[Data records]
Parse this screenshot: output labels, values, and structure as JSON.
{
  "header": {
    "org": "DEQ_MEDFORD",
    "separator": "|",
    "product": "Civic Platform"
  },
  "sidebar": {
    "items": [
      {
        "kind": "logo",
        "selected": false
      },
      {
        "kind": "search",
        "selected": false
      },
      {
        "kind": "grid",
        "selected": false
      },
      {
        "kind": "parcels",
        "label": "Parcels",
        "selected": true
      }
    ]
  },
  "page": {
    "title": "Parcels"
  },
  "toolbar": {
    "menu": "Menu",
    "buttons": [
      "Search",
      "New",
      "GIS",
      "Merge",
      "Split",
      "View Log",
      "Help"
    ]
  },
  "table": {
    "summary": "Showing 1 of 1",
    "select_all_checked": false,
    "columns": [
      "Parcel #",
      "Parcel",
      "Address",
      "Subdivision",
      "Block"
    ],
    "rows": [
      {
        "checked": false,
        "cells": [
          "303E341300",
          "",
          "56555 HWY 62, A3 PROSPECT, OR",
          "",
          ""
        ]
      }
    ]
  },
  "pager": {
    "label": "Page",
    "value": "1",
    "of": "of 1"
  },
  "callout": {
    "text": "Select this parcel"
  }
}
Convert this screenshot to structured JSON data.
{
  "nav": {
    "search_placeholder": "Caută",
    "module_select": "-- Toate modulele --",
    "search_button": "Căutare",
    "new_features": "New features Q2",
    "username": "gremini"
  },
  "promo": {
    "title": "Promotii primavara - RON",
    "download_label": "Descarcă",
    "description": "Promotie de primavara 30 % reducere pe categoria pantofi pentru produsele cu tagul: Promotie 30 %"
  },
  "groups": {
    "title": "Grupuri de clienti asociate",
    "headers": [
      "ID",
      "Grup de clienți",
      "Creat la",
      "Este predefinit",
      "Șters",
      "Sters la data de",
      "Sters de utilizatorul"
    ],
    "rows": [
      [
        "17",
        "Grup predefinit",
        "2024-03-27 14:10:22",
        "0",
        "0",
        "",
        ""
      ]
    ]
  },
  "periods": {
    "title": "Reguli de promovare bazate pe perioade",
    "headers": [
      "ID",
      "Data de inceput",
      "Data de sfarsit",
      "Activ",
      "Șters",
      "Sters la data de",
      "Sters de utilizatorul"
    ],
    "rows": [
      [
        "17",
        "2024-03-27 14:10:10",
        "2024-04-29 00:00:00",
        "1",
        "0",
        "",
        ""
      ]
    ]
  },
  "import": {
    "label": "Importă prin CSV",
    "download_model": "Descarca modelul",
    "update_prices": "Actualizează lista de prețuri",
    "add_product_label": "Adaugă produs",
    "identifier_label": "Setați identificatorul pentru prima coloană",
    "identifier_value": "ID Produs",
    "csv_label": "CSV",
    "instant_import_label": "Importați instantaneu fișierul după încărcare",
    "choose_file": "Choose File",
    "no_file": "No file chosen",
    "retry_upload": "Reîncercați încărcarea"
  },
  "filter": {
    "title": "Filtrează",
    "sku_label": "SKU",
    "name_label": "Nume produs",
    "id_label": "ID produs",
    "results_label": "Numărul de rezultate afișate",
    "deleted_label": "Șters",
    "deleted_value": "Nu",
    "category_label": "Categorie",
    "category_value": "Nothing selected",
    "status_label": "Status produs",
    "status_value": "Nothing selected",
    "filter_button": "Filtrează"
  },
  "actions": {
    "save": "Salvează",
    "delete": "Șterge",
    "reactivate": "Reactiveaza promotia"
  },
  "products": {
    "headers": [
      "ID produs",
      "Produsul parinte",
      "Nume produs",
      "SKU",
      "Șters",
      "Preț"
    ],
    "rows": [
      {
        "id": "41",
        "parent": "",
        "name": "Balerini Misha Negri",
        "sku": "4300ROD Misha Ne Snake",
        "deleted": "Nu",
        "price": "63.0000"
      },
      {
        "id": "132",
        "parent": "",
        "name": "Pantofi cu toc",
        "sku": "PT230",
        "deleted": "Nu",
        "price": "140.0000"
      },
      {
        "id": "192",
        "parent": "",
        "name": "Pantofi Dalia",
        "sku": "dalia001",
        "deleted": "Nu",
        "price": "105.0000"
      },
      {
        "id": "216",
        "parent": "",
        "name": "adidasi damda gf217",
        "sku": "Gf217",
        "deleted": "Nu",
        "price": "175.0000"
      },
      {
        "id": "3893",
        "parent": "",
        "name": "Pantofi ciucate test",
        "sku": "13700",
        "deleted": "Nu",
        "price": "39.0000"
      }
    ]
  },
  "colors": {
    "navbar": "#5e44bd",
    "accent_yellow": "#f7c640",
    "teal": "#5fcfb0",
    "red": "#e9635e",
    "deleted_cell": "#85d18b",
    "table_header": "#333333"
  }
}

= Task to carry out =
Your task is to print the whole listing again exactly.

= Result =
Parse this screenshot: output labels, values, and structure as JSON.
{
  "header": {
    "org": "DEQ_MEDFORD",
    "separator": "|",
    "product": "Civic Platform"
  },
  "sidebar": {
    "items": [
      {
        "kind": "logo",
        "selected": false
      },
      {
        "kind": "search",
        "selected": false
      },
      {
        "kind": "grid",
        "selected": false
      },
      {
        "kind": "parcels",
        "label": "Parcels",
        "selected": true
      }
    ]
  },
  "page": {
    "title": "Parcels"
  },
  "toolbar": {
    "menu": "Menu",
    "buttons": [
      "Search",
      "New",
      "GIS",
      "Merge",
      "Split",
      "View Log",
      "Help"
    ]
  },
  "table": {
    "summary": "Showing 1 of 1",
    "select_all_checked": false,
    "columns": [
      "Parcel #",
      "Parcel",
      "Address",
      "Subdivision",
      "Block"
    ],
    "rows": [
      {
        "checked": false,
        "cells": [
          "303E341300",
          "",
          "56555 HWY 62, A3 PROSPECT, OR",
          "",
          ""
        ]
      }
    ]
  },
  "pager": {
    "label": "Page",
    "value": "1",
    "of": "of 1"
  },
  "callout": {
    "text": "Select this parcel"
  }
}
Convert this screenshot to structured JSON data.
{
  "nav": {
    "search_placeholder": "Caută",
    "module_select": "-- Toate modulele --",
    "search_button": "Căutare",
    "new_features": "New features Q2",
    "username": "gremini"
  },
  "promo": {
    "title": "Promotii primavara - RON",
    "download_label": "Descarcă",
    "description": "Promotie de primavara 30 % reducere pe categoria pantofi pentru produsele cu tagul: Promotie 30 %"
  },
  "groups": {
    "title": "Grupuri de clienti asociate",
    "headers": [
      "ID",
      "Grup de clienți",
      "Creat la",
      "Este predefinit",
      "Șters",
      "Sters la data de",
      "Sters de utilizatorul"
    ],
    "rows": [
      [
        "17",
        "Grup predefinit",
        "2024-03-27 14:10:22",
        "0",
        "0",
        "",
        ""
      ]
    ]
  },
  "periods": {
    "title": "Reguli de promovare bazate pe perioade",
    "headers": [
      "ID",
      "Data de inceput",
      "Data de sfarsit",
      "Activ",
      "Șters",
      "Sters la data de",
      "Sters de utilizatorul"
    ],
    "rows": [
      [
        "17",
        "2024-03-27 14:10:10",
        "2024-04-29 00:00:00",
        "1",
        "0",
        "",
        ""
      ]
    ]
  },
  "import": {
    "label": "Importă prin CSV",
    "download_model": "Descarca modelul",
    "update_prices": "Actualizează lista de prețuri",
    "add_product_label": "Adaugă produs",
    "identifier_label": "Setați identificatorul pentru prima coloană",
    "identifier_value": "ID Produs",
    "csv_label": "CSV",
    "instant_import_label": "Importați instantaneu fișierul după încărcare",
    "choose_file": "Choose File",
    "no_file": "No file chosen",
    "retry_upload": "Reîncercați încărcarea"
  },
  "filter": {
    "title": "Filtrează",
    "sku_label": "SKU",
    "name_label": "Nume produs",
    "id_label": "ID produs",
    "results_label": "Numărul de rezultate afișate",
    "deleted_label": "Șters",
    "deleted_value": "Nu",
    "category_label": "Categorie",
    "category_value": "Nothing selected",
    "status_label": "Status produs",
    "status_value": "Nothing selected",
    "filter_button": "Filtrează"
  },
  "actions": {
    "save": "Salvează",
    "delete": "Șterge",
    "reactivate": "Reactiveaza promotia"
  },
  "products": {
    "headers": [
      "ID produs",
      "Produsul parinte",
      "Nume produs",
      "SKU",
      "Șters",
      "Preț"
    ],
    "rows": [
      {
        "id": "41",
        "parent": "",
        "name": "Balerini Misha Negri",
        "sku": "4300ROD Misha Ne Snake",
        "deleted": "Nu",
        "price": "63.0000"
      },
      {
        "id": "132",
        "parent": "",
        "name": "Pantofi cu toc",
        "sku": "PT230",
        "deleted": "Nu",
        "price": "140.0000"
      },
      {
        "id": "192",
        "parent": "",
        "name": "Pantofi Dalia",
        "sku": "dalia001",
        "deleted": "Nu",
        "price": "105.0000"
      },
      {
        "id": "216",
        "parent": "",
        "name": "adidasi damda gf217",
        "sku": "Gf217",
        "deleted": "Nu",
        "price": "175.0000"
      },
      {
        "id": "3893",
        "parent": "",
        "name": "Pantofi ciucate test",
        "sku": "13700",
        "deleted": "Nu",
        "price": "39.0000"
      }
    ]
  },
  "colors": {
    "navbar": "#5e44bd",
    "accent_yellow": "#f7c640",
    "teal": "#5fcfb0",
    "red": "#e9635e",
    "deleted_cell": "#85d18b",
    "table_header": "#333333"
  }
}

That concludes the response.